(Dataset entries)
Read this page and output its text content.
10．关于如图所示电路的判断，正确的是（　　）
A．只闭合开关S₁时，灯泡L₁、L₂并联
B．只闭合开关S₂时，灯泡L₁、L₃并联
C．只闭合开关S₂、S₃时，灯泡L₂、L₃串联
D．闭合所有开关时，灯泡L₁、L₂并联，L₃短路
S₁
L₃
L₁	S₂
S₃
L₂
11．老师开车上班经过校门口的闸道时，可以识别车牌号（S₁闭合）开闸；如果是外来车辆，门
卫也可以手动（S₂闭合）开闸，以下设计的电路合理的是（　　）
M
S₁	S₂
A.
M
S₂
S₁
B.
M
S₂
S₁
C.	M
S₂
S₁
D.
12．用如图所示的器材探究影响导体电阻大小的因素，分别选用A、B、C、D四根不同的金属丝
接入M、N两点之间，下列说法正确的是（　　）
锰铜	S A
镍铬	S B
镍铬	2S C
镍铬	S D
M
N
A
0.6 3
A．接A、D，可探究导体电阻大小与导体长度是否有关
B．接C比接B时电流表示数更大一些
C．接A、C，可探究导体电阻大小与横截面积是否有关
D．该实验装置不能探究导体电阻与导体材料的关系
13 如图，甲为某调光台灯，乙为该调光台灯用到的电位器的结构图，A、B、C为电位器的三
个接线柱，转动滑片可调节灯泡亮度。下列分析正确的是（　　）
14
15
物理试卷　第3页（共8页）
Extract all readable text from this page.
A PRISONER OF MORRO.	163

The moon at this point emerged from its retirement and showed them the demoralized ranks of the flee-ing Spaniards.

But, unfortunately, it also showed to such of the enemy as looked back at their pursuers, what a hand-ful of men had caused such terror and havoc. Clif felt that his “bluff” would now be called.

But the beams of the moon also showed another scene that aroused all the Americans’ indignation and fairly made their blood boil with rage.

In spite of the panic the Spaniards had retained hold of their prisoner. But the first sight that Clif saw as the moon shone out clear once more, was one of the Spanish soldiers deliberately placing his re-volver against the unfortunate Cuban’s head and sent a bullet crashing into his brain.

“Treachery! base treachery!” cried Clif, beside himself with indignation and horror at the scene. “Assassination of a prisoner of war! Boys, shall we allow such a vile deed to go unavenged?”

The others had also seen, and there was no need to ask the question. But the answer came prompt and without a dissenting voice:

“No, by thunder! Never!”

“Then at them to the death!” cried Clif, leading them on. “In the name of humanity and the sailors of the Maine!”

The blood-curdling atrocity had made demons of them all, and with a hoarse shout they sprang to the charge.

> _Exercise description_: Output the listing above exactly as it appears.

> _Exercise solution_:
Read this page and output its text content.
10．关于如图所示电路的判断，正确的是（　　）
A．只闭合开关S₁时，灯泡L₁、L₂并联
B．只闭合开关S₂时，灯泡L₁、L₃并联
C．只闭合开关S₂、S₃时，灯泡L₂、L₃串联
D．闭合所有开关时，灯泡L₁、L₂并联，L₃短路
S₁
L₃
L₁	S₂
S₃
L₂
11．老师开车上班经过校门口的闸道时，可以识别车牌号（S₁闭合）开闸；如果是外来车辆，门
卫也可以手动（S₂闭合）开闸，以下设计的电路合理的是（　　）
M
S₁	S₂
A.
M
S₂
S₁
B.
M
S₂
S₁
C.	M
S₂
S₁
D.
12．用如图所示的器材探究影响导体电阻大小的因素，分别选用A、B、C、D四根不同的金属丝
接入M、N两点之间，下列说法正确的是（　　）
锰铜	S A
镍铬	S B
镍铬	2S C
镍铬	S D
M
N
A
0.6 3
A．接A、D，可探究导体电阻大小与导体长度是否有关
B．接C比接B时电流表示数更大一些
C．接A、C，可探究导体电阻大小与横截面积是否有关
D．该实验装置不能探究导体电阻与导体材料的关系
13 如图，甲为某调光台灯，乙为该调光台灯用到的电位器的结构图，A、B、C为电位器的三
个接线柱，转动滑片可调节灯泡亮度。下列分析正确的是（　　）
14
15
物理试卷　第3页（共8页）
Extract all readable text from this page.
A PRISONER OF MORRO.	163

The moon at this point emerged from its retirement and showed them the demoralized ranks of the flee-ing Spaniards.

But, unfortunately, it also showed to such of the enemy as looked back at their pursuers, what a hand-ful of men had caused such terror and havoc. Clif felt that his “bluff” would now be called.

But the beams of the moon also showed another scene that aroused all the Americans’ indignation and fairly made their blood boil with rage.

In spite of the panic the Spaniards had retained hold of their prisoner. But the first sight that Clif saw as the moon shone out clear once more, was one of the Spanish soldiers deliberately placing his re-volver against the unfortunate Cuban’s head and sent a bullet crashing into his brain.

“Treachery! base treachery!” cried Clif, beside himself with indignation and horror at the scene. “Assassination of a prisoner of war! Boys, shall we allow such a vile deed to go unavenged?”

The others had also seen, and there was no need to ask the question. But the answer came prompt and without a dissenting voice:

“No, by thunder! Never!”

“Then at them to the death!” cried Clif, leading them on. “In the name of humanity and the sailors of the Maine!”

The blood-curdling atrocity had made demons of them all, and with a hoarse shout they sprang to the charge.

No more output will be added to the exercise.